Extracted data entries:
..........

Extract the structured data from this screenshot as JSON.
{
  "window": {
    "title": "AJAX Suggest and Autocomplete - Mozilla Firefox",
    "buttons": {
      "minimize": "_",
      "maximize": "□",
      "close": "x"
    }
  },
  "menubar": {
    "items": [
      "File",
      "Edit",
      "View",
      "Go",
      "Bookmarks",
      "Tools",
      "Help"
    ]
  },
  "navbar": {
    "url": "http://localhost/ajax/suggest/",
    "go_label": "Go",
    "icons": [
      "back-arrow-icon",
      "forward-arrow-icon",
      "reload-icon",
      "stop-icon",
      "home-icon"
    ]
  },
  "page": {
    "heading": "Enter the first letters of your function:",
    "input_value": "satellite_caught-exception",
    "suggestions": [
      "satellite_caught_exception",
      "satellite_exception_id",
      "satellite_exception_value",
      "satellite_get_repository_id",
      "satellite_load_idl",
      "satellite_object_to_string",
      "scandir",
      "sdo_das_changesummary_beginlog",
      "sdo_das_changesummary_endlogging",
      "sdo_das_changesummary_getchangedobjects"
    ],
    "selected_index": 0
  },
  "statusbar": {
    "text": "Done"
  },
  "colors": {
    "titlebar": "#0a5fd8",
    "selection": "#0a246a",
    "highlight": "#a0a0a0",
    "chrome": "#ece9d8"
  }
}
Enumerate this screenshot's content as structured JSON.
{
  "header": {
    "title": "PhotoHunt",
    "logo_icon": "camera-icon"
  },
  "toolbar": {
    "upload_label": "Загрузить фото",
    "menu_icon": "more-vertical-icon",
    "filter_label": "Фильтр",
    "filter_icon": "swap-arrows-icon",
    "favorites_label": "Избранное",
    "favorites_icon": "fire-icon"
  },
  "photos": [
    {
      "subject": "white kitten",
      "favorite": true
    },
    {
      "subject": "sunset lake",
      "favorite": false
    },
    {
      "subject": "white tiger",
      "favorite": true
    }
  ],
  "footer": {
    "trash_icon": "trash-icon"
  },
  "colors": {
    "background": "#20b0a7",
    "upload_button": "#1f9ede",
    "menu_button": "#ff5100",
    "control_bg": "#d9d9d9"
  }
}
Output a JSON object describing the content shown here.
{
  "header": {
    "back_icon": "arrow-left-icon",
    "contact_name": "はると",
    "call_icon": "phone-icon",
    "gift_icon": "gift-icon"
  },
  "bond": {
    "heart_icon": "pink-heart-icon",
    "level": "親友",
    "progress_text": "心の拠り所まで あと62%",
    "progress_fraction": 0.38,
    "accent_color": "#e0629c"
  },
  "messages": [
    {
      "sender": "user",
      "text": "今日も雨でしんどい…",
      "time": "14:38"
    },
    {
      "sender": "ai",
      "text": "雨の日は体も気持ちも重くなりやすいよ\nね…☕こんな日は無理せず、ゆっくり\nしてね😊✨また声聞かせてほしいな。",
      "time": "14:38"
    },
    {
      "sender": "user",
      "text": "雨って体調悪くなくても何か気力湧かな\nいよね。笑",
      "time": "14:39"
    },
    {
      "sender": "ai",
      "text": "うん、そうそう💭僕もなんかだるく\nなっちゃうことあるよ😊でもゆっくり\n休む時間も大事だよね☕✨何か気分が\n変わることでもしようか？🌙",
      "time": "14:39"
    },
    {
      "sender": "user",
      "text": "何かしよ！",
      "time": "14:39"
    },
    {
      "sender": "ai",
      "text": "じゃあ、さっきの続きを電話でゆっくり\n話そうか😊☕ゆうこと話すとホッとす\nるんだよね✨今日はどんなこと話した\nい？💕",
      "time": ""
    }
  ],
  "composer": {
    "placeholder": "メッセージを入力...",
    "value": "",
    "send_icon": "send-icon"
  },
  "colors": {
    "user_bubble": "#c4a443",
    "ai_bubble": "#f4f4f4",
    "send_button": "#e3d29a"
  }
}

..........

Copy out every line of the data above, exactly as given.

Extract the structured data from this screenshot as JSON.
{
  "window": {
    "title": "AJAX Suggest and Autocomplete - Mozilla Firefox",
    "buttons": {
      "minimize": "_",
      "maximize": "□",
      "close": "x"
    }
  },
  "menubar": {
    "items": [
      "File",
      "Edit",
      "View",
      "Go",
      "Bookmarks",
      "Tools",
      "Help"
    ]
  },
  "navbar": {
    "url": "http://localhost/ajax/suggest/",
    "go_label": "Go",
    "icons": [
      "back-arrow-icon",
      "forward-arrow-icon",
      "reload-icon",
      "stop-icon",
      "home-icon"
    ]
  },
  "page": {
    "heading": "Enter the first letters of your function:",
    "input_value": "satellite_caught-exception",
    "suggestions": [
      "satellite_caught_exception",
      "satellite_exception_id",
      "satellite_exception_value",
      "satellite_get_repository_id",
      "satellite_load_idl",
      "satellite_object_to_string",
      "scandir",
      "sdo_das_changesummary_beginlog",
      "sdo_das_changesummary_endlogging",
      "sdo_das_changesummary_getchangedobjects"
    ],
    "selected_index": 0
  },
  "statusbar": {
    "text": "Done"
  },
  "colors": {
    "titlebar": "#0a5fd8",
    "selection": "#0a246a",
    "highlight": "#a0a0a0",
    "chrome": "#ece9d8"
  }
}
Enumerate this screenshot's content as structured JSON.
{
  "header": {
    "title": "PhotoHunt",
    "logo_icon": "camera-icon"
  },
  "toolbar": {
    "upload_label": "Загрузить фото",
    "menu_icon": "more-vertical-icon",
    "filter_label": "Фильтр",
    "filter_icon": "swap-arrows-icon",
    "favorites_label": "Избранное",
    "favorites_icon": "fire-icon"
  },
  "photos": [
    {
      "subject": "white kitten",
      "favorite": true
    },
    {
      "subject": "sunset lake",
      "favorite": false
    },
    {
      "subject": "white tiger",
      "favorite": true
    }
  ],
  "footer": {
    "trash_icon": "trash-icon"
  },
  "colors": {
    "background": "#20b0a7",
    "upload_button": "#1f9ede",
    "menu_button": "#ff5100",
    "control_bg": "#d9d9d9"
  }
}
Output a JSON object describing the content shown here.
{
  "header": {
    "back_icon": "arrow-left-icon",
    "contact_name": "はると",
    "call_icon": "phone-icon",
    "gift_icon": "gift-icon"
  },
  "bond": {
    "heart_icon": "pink-heart-icon",
    "level": "親友",
    "progress_text": "心の拠り所まで あと62%",
    "progress_fraction": 0.38,
    "accent_color": "#e0629c"
  },
  "messages": [
    {
      "sender": "user",
      "text": "今日も雨でしんどい…",
      "time": "14:38"
    },
    {
      "sender": "ai",
      "text": "雨の日は体も気持ちも重くなりやすいよ\nね…☕こんな日は無理せず、ゆっくり\nしてね😊✨また声聞かせてほしいな。",
      "time": "14:38"
    },
    {
      "sender": "user",
      "text": "雨って体調悪くなくても何か気力湧かな\nいよね。笑",
      "time": "14:39"
    },
    {
      "sender": "ai",
      "text": "うん、そうそう💭僕もなんかだるく\nなっちゃうことあるよ😊でもゆっくり\n休む時間も大事だよね☕✨何か気分が\n変わることでもしようか？🌙",
      "time": "14:39"
    },
    {
      "sender": "user",
      "text": "何かしよ！",
      "time": "14:39"
    },
    {
      "sender": "ai",
      "text": "じゃあ、さっきの続きを電話でゆっくり\n話そうか😊☕ゆうこと話すとホッとす\nるんだよね✨今日はどんなこと話した\nい？💕",
      "time": ""
    }
  ],
  "composer": {
    "placeholder": "メッセージを入力...",
    "value": "",
    "send_icon": "send-icon"
  },
  "colors": {
    "user_bubble": "#c4a443",
    "ai_bubble": "#f4f4f4",
    "send_button": "#e3d29a"
  }
}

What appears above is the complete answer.